(A run of records)
──────
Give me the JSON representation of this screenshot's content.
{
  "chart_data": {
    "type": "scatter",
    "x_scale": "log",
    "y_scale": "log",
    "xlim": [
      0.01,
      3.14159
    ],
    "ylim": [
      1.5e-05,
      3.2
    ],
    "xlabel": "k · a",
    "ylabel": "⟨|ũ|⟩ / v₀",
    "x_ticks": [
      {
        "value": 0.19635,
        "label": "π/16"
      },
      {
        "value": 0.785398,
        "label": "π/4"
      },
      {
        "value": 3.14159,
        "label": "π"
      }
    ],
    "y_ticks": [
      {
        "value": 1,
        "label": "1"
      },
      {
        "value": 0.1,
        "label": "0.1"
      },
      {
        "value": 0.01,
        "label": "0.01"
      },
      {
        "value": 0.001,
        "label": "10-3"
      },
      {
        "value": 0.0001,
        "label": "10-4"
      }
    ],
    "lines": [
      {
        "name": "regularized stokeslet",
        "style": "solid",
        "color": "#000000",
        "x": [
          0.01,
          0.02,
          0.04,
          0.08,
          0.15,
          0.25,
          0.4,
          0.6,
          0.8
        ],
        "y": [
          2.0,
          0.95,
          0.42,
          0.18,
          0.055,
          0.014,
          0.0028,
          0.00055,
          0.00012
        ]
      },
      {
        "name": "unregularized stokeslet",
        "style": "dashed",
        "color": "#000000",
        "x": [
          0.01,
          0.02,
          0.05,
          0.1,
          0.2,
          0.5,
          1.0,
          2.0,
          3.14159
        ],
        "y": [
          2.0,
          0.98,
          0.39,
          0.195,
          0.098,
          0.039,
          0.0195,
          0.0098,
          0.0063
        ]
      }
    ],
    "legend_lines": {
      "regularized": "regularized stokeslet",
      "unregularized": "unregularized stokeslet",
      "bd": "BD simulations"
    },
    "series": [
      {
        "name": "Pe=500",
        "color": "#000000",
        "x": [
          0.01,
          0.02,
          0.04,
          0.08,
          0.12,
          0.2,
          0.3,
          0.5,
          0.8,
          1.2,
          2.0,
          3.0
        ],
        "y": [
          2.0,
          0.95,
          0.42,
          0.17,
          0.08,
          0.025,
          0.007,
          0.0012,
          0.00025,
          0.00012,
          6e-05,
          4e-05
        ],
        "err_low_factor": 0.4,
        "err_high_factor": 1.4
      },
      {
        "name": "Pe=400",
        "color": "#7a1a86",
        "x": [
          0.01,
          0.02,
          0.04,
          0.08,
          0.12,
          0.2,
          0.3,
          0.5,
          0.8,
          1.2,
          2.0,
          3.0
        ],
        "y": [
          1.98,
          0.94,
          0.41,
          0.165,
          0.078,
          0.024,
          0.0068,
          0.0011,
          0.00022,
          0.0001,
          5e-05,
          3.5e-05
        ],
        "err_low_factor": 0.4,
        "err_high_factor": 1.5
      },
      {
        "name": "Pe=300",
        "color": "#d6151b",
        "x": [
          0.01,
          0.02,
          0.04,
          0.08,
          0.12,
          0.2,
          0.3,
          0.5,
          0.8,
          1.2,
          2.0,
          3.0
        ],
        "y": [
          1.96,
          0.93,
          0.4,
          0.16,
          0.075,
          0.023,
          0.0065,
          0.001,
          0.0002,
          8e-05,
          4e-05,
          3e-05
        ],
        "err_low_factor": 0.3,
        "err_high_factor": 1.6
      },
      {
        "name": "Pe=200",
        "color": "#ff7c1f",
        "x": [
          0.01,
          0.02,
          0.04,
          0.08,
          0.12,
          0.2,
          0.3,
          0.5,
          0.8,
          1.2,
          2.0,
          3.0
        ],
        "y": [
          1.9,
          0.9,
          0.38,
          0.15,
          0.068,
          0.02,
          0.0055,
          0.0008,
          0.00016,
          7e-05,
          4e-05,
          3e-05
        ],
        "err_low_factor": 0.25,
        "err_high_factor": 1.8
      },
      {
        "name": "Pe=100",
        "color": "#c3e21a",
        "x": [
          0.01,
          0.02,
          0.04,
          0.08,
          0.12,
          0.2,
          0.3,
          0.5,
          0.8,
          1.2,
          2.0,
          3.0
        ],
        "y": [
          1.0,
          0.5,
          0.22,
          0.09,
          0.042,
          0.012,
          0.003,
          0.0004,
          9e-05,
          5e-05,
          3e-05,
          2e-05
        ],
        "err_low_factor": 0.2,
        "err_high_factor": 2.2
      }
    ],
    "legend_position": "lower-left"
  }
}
──────
▶ EXERCISE OBJECTIVE
Repeat the lines above exactly.

▶ RESPONSE
Give me the JSON representation of this screenshot's content.
{
  "chart_data": {
    "type": "scatter",
    "x_scale": "log",
    "y_scale": "log",
    "xlim": [
      0.01,
      3.14159
    ],
    "ylim": [
      1.5e-05,
      3.2
    ],
    "xlabel": "k · a",
    "ylabel": "⟨|ũ|⟩ / v₀",
    "x_ticks": [
      {
        "value": 0.19635,
        "label": "π/16"
      },
      {
        "value": 0.785398,
        "label": "π/4"
      },
      {
        "value": 3.14159,
        "label": "π"
      }
    ],
    "y_ticks": [
      {
        "value": 1,
        "label": "1"
      },
      {
        "value": 0.1,
        "label": "0.1"
      },
      {
        "value": 0.01,
        "label": "0.01"
      },
      {
        "value": 0.001,
        "label": "10-3"
      },
      {
        "value": 0.0001,
        "label": "10-4"
      }
    ],
    "lines": [
      {
        "name": "regularized stokeslet",
        "style": "solid",
        "color": "#000000",
        "x": [
          0.01,
          0.02,
          0.04,
          0.08,
          0.15,
          0.25,
          0.4,
          0.6,
          0.8
        ],
        "y": [
          2.0,
          0.95,
          0.42,
          0.18,
          0.055,
          0.014,
          0.0028,
          0.00055,
          0.00012
        ]
      },
      {
        "name": "unregularized stokeslet",
        "style": "dashed",
        "color": "#000000",
        "x": [
          0.01,
          0.02,
          0.05,
          0.1,
          0.2,
          0.5,
          1.0,
          2.0,
          3.14159
        ],
        "y": [
          2.0,
          0.98,
          0.39,
          0.195,
          0.098,
          0.039,
          0.0195,
          0.0098,
          0.0063
        ]
      }
    ],
    "legend_lines": {
      "regularized": "regularized stokeslet",
      "unregularized": "unregularized stokeslet",
      "bd": "BD simulations"
    },
    "series": [
      {
        "name": "Pe=500",
        "color": "#000000",
        "x": [
          0.01,
          0.02,
          0.04,
          0.08,
          0.12,
          0.2,
          0.3,
          0.5,
          0.8,
          1.2,
          2.0,
          3.0
        ],
        "y": [
          2.0,
          0.95,
          0.42,
          0.17,
          0.08,
          0.025,
          0.007,
          0.0012,
          0.00025,
          0.00012,
          6e-05,
          4e-05
        ],
        "err_low_factor": 0.4,
        "err_high_factor": 1.4
      },
      {
        "name": "Pe=400",
        "color": "#7a1a86",
        "x": [
          0.01,
          0.02,
          0.04,
          0.08,
          0.12,
          0.2,
          0.3,
          0.5,
          0.8,
          1.2,
          2.0,
          3.0
        ],
        "y": [
          1.98,
          0.94,
          0.41,
          0.165,
          0.078,
          0.024,
          0.0068,
          0.0011,
          0.00022,
          0.0001,
          5e-05,
          3.5e-05
        ],
        "err_low_factor": 0.4,
        "err_high_factor": 1.5
      },
      {
        "name": "Pe=300",
        "color": "#d6151b",
        "x": [
          0.01,
          0.02,
          0.04,
          0.08,
          0.12,
          0.2,
          0.3,
          0.5,
          0.8,
          1.2,
          2.0,
          3.0
        ],
        "y": [
          1.96,
          0.93,
          0.4,
          0.16,
          0.075,
          0.023,
          0.0065,
          0.001,
          0.0002,
          8e-05,
          4e-05,
          3e-05
        ],
        "err_low_factor": 0.3,
        "err_high_factor": 1.6
      },
      {
        "name": "Pe=200",
        "color": "#ff7c1f",
        "x": [
          0.01,
          0.02,
          0.04,
          0.08,
          0.12,
          0.2,
          0.3,
          0.5,
          0.8,
          1.2,
          2.0,
          3.0
        ],
        "y": [
          1.9,
          0.9,
          0.38,
          0.15,
          0.068,
          0.02,
          0.0055,
          0.0008,
          0.00016,
          7e-05,
          4e-05,
          3e-05
        ],
        "err_low_factor": 0.25,
        "err_high_factor": 1.8
      },
      {
        "name": "Pe=100",
        "color": "#c3e21a",
        "x": [
          0.01,
          0.02,
          0.04,
          0.08,
          0.12,
          0.2,
          0.3,
          0.5,
          0.8,
          1.2,
          2.0,
          3.0
        ],
        "y": [
          1.0,
          0.5,
          0.22,
          0.09,
          0.042,
          0.012,
          0.003,
          0.0004,
          9e-05,
          5e-05,
          3e-05,
          2e-05
        ],
        "err_low_factor": 0.2,
        "err_high_factor": 2.2
      }
    ],
    "legend_position": "lower-left"
  }
}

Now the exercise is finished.